TASK DIRECTIONS: All lines holding the string "reopen" are to be shown.

──────── MATERIAL FOR THE TASK ────────

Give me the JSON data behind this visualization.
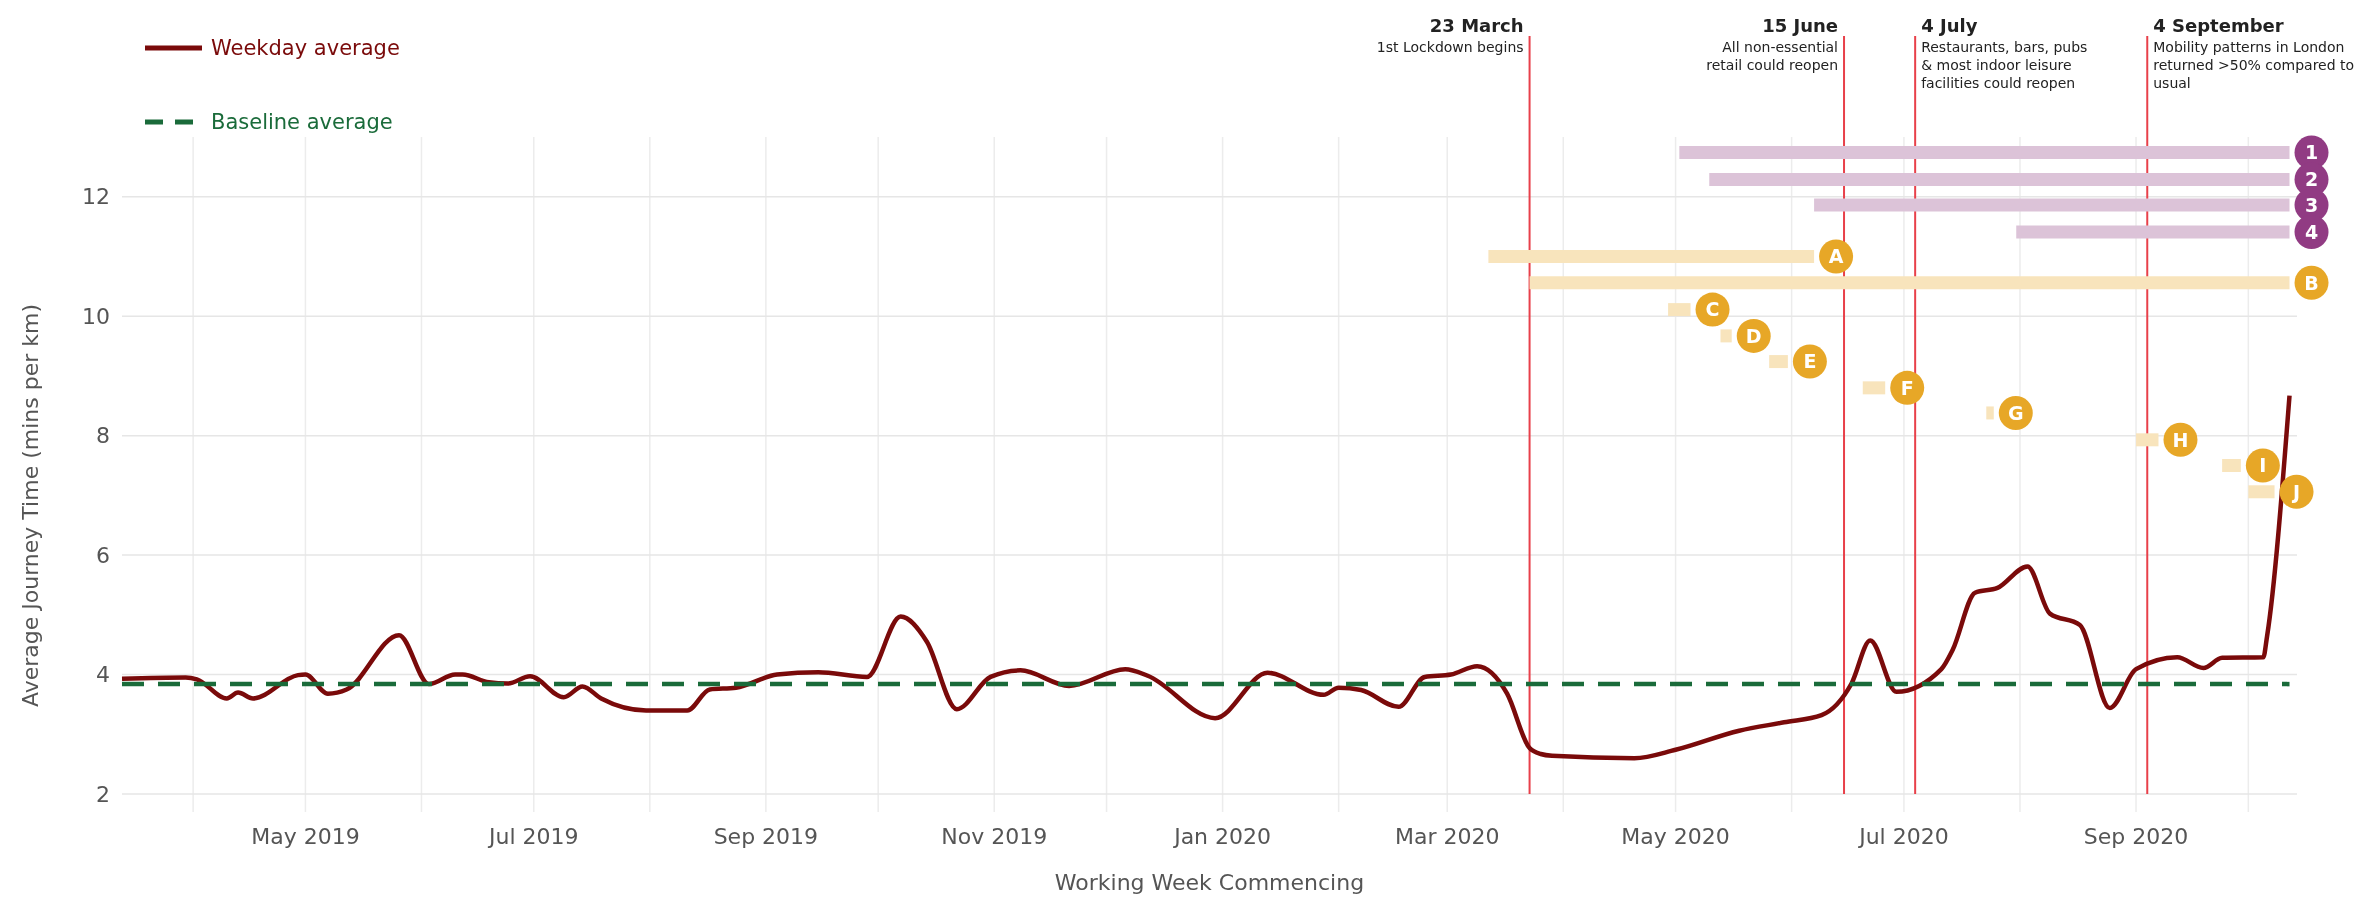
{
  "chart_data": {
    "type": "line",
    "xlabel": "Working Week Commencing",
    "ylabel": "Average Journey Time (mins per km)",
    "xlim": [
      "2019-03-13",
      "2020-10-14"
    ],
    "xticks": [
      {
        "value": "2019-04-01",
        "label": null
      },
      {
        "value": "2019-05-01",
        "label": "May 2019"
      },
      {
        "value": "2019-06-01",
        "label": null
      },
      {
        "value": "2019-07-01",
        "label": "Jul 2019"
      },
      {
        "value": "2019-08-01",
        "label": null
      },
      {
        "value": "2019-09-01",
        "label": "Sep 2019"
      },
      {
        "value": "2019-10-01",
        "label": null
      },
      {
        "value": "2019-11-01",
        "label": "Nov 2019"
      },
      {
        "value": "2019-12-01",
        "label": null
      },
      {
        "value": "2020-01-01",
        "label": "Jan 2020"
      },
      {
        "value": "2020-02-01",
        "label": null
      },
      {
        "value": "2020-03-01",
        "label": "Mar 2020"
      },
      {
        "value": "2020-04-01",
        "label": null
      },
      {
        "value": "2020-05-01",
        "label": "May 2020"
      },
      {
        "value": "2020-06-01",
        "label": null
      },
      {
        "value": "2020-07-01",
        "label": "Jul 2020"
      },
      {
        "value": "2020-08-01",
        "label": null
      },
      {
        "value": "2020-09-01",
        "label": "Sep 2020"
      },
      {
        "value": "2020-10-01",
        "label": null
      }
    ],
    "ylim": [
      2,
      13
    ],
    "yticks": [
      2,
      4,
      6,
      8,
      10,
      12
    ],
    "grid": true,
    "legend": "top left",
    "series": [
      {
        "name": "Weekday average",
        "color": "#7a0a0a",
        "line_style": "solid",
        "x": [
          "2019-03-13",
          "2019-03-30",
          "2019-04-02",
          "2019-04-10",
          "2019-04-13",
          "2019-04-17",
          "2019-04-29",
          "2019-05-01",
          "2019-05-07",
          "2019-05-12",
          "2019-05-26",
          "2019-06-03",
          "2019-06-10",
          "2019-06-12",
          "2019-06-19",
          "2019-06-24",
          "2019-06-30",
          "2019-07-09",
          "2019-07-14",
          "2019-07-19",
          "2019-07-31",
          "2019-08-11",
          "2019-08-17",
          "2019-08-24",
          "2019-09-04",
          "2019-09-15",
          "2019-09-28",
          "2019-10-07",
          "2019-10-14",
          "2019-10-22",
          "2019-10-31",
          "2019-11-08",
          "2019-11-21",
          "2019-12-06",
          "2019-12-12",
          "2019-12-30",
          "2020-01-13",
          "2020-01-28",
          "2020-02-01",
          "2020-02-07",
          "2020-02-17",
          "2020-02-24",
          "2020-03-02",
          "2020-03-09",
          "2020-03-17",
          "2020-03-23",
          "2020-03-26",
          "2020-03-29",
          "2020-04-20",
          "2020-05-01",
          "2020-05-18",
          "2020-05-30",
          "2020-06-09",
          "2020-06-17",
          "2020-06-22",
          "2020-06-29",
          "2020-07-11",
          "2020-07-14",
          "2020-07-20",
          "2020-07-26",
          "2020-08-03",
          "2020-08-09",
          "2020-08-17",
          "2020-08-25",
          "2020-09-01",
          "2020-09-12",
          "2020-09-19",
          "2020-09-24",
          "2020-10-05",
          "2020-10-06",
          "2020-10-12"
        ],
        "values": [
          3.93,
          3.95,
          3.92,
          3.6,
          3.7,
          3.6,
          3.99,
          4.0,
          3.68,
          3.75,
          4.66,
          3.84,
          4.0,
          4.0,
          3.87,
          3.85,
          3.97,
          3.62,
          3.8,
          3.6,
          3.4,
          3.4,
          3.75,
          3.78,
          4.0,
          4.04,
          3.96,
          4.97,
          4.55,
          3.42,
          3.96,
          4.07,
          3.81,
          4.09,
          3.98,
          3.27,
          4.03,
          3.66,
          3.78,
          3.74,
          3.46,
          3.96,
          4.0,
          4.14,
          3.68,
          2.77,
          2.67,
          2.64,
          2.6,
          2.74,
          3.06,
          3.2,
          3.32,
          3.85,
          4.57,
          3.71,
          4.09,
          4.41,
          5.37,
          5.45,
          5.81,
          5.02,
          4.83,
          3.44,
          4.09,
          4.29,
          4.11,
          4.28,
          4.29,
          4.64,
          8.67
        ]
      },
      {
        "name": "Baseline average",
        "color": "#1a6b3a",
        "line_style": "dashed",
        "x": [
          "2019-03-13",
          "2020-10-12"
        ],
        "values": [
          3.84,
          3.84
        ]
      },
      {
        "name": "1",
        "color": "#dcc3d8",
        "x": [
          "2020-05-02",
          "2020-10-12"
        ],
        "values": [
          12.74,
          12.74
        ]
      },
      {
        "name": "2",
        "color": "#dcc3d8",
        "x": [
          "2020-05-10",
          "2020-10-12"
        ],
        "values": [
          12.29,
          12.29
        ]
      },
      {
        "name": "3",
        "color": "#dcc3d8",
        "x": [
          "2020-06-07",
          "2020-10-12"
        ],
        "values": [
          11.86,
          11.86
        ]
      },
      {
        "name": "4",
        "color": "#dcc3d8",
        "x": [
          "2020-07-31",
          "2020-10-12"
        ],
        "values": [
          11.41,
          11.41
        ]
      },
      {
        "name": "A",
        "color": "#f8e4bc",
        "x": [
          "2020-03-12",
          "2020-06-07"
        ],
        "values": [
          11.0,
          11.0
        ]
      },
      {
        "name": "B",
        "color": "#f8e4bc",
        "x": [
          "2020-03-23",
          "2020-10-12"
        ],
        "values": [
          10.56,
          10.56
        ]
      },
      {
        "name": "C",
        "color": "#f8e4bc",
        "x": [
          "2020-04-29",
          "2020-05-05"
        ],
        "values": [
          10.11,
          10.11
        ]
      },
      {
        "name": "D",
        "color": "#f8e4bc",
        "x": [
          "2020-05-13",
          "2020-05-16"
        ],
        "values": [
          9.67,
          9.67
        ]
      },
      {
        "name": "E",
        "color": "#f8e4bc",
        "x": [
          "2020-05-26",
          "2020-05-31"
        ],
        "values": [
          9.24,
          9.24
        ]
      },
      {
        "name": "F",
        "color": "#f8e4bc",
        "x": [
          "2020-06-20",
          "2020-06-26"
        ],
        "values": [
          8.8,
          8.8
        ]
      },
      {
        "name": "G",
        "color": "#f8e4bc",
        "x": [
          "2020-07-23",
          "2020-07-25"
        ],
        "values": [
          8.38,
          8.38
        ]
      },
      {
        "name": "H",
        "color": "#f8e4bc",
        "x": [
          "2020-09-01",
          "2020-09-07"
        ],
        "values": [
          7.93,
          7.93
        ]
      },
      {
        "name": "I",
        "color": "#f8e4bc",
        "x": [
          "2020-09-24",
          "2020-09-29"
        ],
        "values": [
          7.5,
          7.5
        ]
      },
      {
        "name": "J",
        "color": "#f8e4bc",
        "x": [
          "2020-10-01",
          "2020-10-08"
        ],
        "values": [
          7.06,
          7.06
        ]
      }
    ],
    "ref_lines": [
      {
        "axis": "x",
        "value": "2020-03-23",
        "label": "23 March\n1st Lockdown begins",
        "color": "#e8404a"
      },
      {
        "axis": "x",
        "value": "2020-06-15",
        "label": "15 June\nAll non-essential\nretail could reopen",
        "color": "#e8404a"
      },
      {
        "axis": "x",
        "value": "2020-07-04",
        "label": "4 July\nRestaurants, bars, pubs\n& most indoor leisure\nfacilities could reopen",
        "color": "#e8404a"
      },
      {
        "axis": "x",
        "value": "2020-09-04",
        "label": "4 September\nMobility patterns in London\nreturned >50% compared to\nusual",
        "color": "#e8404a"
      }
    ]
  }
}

────────

CORRECT OUTPUT:
        "label": "15 June\nAll non-essential\nretail could reopen",
        "label": "4 July\nRestaurants, bars, pubs\n& most indoor leisure\nfacilities could reopen",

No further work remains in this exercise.